▶ [Problem to work on]: All of the records listed below should be retyped exactly.

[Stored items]
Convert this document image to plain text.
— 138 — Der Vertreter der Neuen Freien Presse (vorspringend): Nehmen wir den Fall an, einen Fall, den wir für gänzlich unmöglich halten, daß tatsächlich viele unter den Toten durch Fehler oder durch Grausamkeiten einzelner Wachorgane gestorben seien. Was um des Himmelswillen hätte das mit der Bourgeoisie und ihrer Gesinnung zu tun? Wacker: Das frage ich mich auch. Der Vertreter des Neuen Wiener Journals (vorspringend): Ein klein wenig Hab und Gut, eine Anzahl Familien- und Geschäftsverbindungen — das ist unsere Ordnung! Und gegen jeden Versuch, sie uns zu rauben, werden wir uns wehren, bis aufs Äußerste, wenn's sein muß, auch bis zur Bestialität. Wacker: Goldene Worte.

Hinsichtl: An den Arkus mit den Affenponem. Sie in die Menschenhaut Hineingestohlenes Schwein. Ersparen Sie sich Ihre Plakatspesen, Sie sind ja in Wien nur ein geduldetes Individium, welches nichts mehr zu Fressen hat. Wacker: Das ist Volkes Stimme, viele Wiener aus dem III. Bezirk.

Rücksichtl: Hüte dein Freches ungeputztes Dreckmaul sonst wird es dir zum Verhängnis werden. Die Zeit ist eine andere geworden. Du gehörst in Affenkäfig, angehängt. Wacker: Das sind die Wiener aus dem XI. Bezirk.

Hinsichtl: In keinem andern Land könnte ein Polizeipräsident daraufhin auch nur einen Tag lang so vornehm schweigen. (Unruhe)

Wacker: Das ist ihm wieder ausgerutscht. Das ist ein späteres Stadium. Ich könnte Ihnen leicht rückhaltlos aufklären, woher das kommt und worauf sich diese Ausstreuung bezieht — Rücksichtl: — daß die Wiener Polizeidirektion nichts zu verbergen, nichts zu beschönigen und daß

▶ [Task output]:
Convert this document image to plain text.
— 138 — Der Vertreter der Neuen Freien Presse (vorspringend): Nehmen wir den Fall an, einen Fall, den wir für gänzlich unmöglich halten, daß tatsächlich viele unter den Toten durch Fehler oder durch Grausamkeiten einzelner Wachorgane gestorben seien. Was um des Himmelswillen hätte das mit der Bourgeoisie und ihrer Gesinnung zu tun? Wacker: Das frage ich mich auch. Der Vertreter des Neuen Wiener Journals (vorspringend): Ein klein wenig Hab und Gut, eine Anzahl Familien- und Geschäftsverbindungen — das ist unsere Ordnung! Und gegen jeden Versuch, sie uns zu rauben, werden wir uns wehren, bis aufs Äußerste, wenn's sein muß, auch bis zur Bestialität. Wacker: Goldene Worte.

Hinsichtl: An den Arkus mit den Affenponem. Sie in die Menschenhaut Hineingestohlenes Schwein. Ersparen Sie sich Ihre Plakatspesen, Sie sind ja in Wien nur ein geduldetes Individium, welches nichts mehr zu Fressen hat. Wacker: Das ist Volkes Stimme, viele Wiener aus dem III. Bezirk.

Rücksichtl: Hüte dein Freches ungeputztes Dreckmaul sonst wird es dir zum Verhängnis werden. Die Zeit ist eine andere geworden. Du gehörst in Affenkäfig, angehängt. Wacker: Das sind die Wiener aus dem XI. Bezirk.

Hinsichtl: In keinem andern Land könnte ein Polizeipräsident daraufhin auch nur einen Tag lang so vornehm schweigen. (Unruhe)

Wacker: Das ist ihm wieder ausgerutscht. Das ist ein späteres Stadium. Ich könnte Ihnen leicht rückhaltlos aufklären, woher das kommt und worauf sich diese Ausstreuung bezieht — Rücksichtl: — daß die Wiener Polizeidirektion nichts zu verbergen, nichts zu beschönigen und daß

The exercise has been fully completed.